Aujourd'hui, on est
"méritant"
:
- quand on possède ou amasse beaucoup d'argent (selon une
culture communément appréciée comme
classique en
Amérique du Nord, par exemple )
- ou encore, à un
niveau plus conceptuel et plus stratégique, quand on est en
position d'inciter
(et si possible de
contraindre) les autres à "travailler".
Pour
atteindre cette "méritocratie",
tous les moyens sont bons.
Passons sur le cas de ces
Industriels qui n'hésitent pas
à vouloir mettre
en concurrence :
-les salariés d'un pays qui se veut
démocratique (notre Hexagone) ...
avec, ailleurs, - une
'main d'oeuvre' assouplie par l'autoritarisme
notoire de ses
Autorités nationales. ...

Données brutes>

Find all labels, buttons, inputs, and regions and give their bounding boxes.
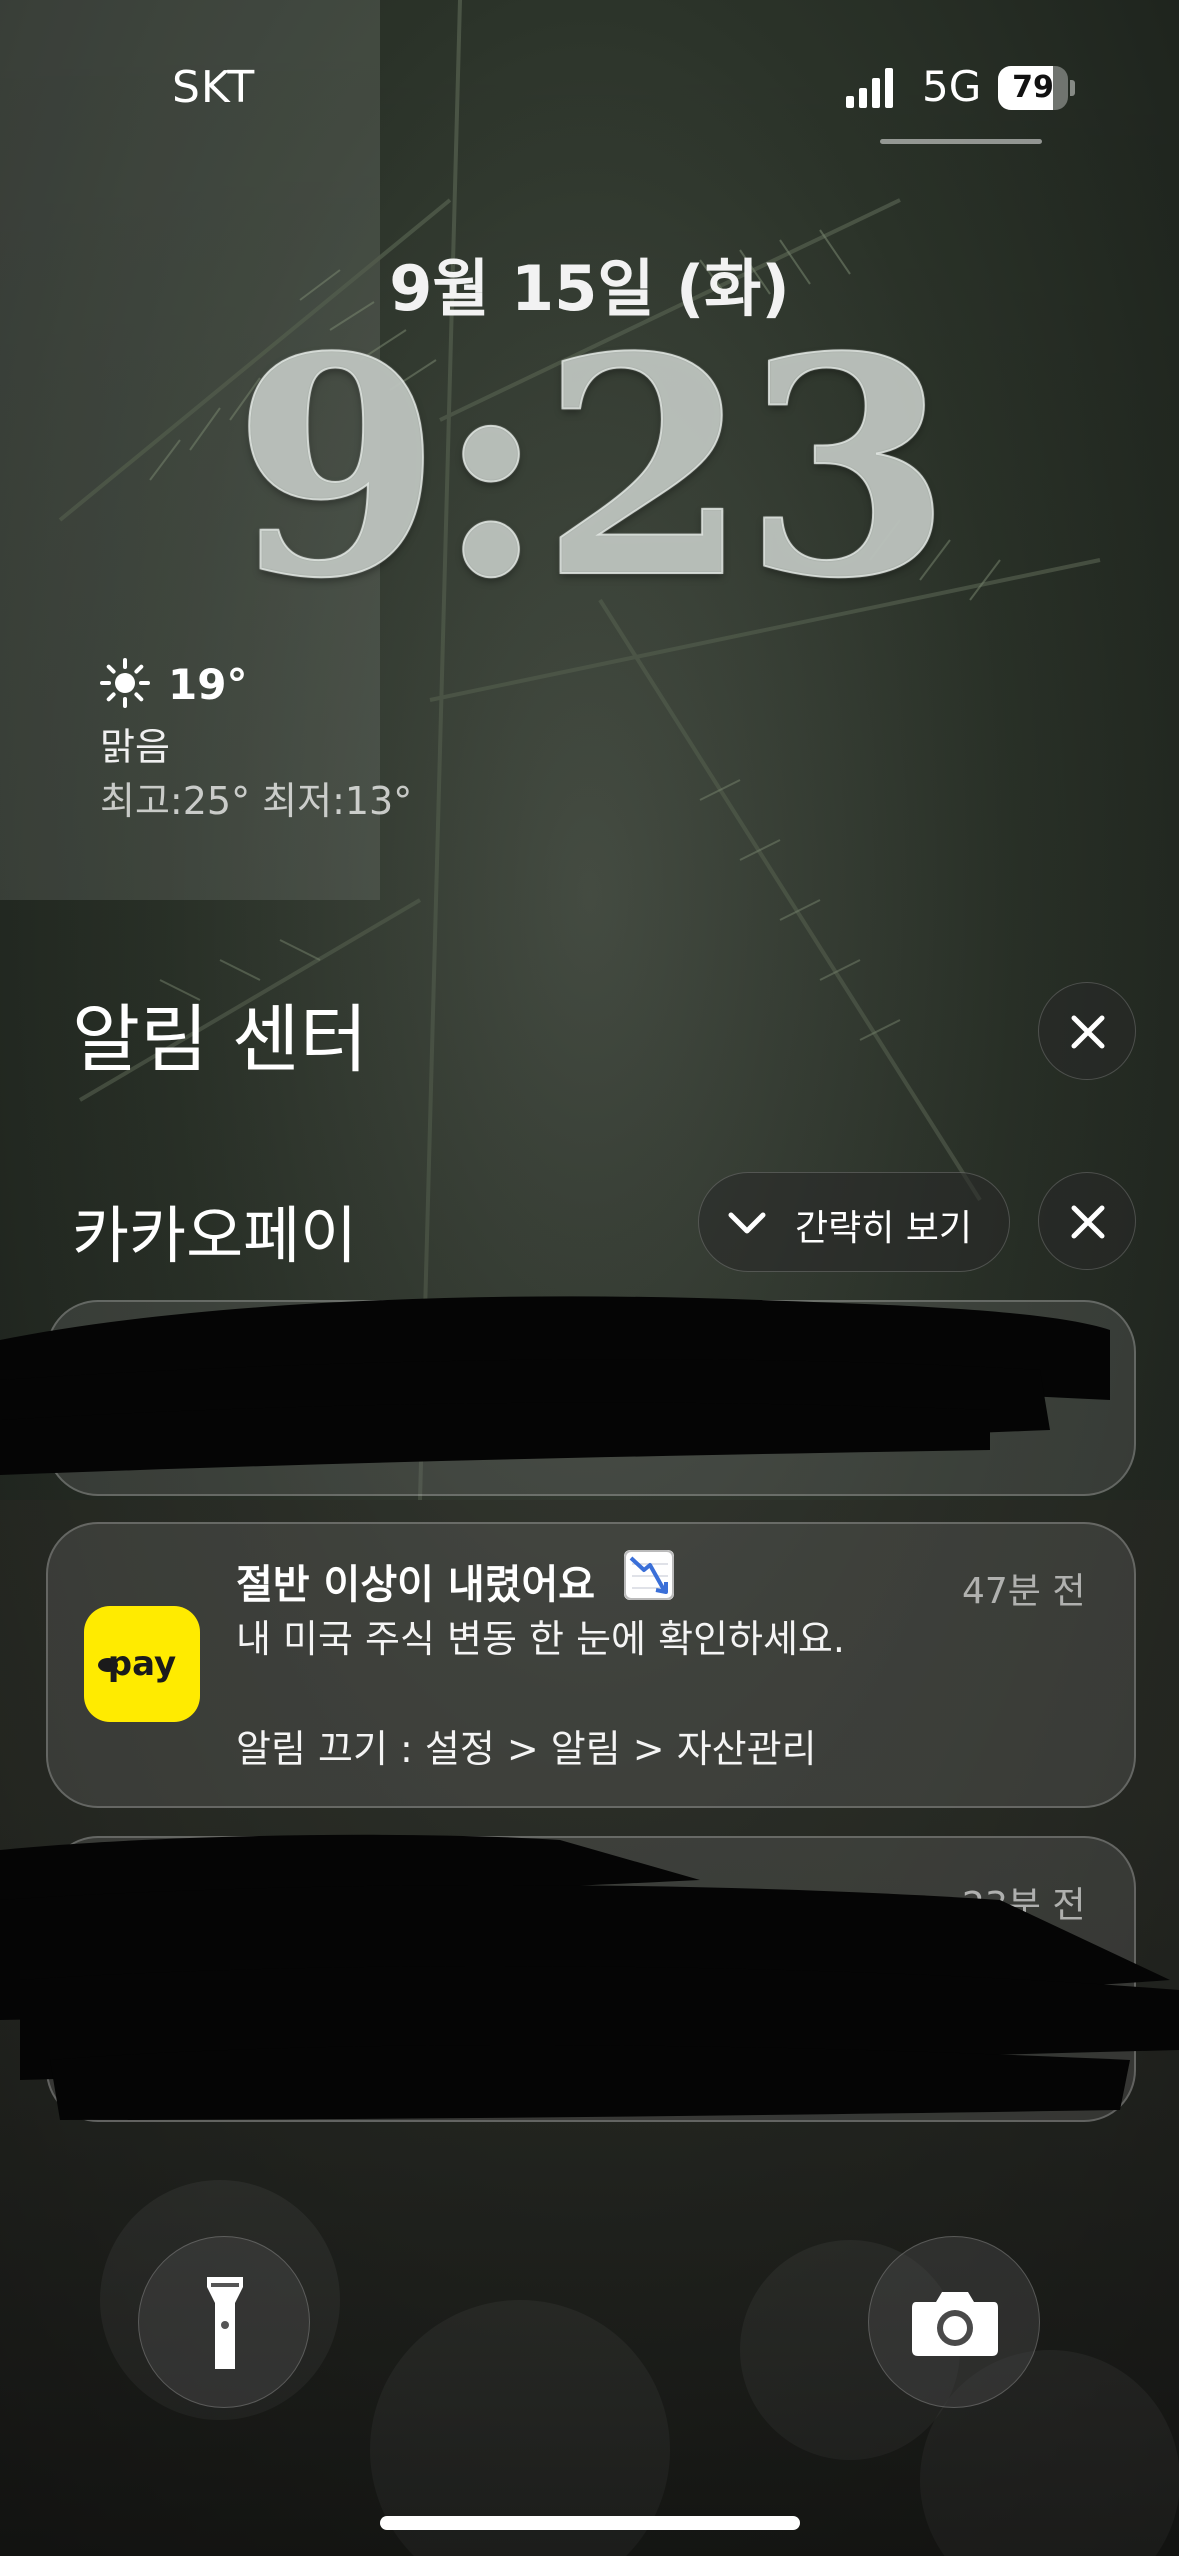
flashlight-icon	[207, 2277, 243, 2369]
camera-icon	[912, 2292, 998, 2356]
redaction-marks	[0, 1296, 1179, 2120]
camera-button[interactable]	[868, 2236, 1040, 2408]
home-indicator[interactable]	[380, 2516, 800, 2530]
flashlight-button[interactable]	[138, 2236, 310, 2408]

Travail à faire>
Répondez à ces questions sur le texte consacré au mérite.
(a) Quelle culture le texte donne-t-il en exemple pour l'idée qu'on est méritant quand on possède ou amasse beaucoup d'argent ?
(b) Que dit le texte des moyens pour atteindre cette « méritocratie » ?
(c) Quels deux groupes certains industriels veulent-ils mettre en concurrence ?
Les enregistrements n'ont aucun lien avec le texte.

Réponse attendue>
(a) Une culture communément appréciée comme classique en Amérique du Nord.
(b) Tous les moyens sont bons.
(c) Les salariés d'un pays qui se veut démocratique (l'Hexagone) et, ailleurs, une main-d'œuvre assouplie par l'autoritarisme notoire de ses autorités nationales.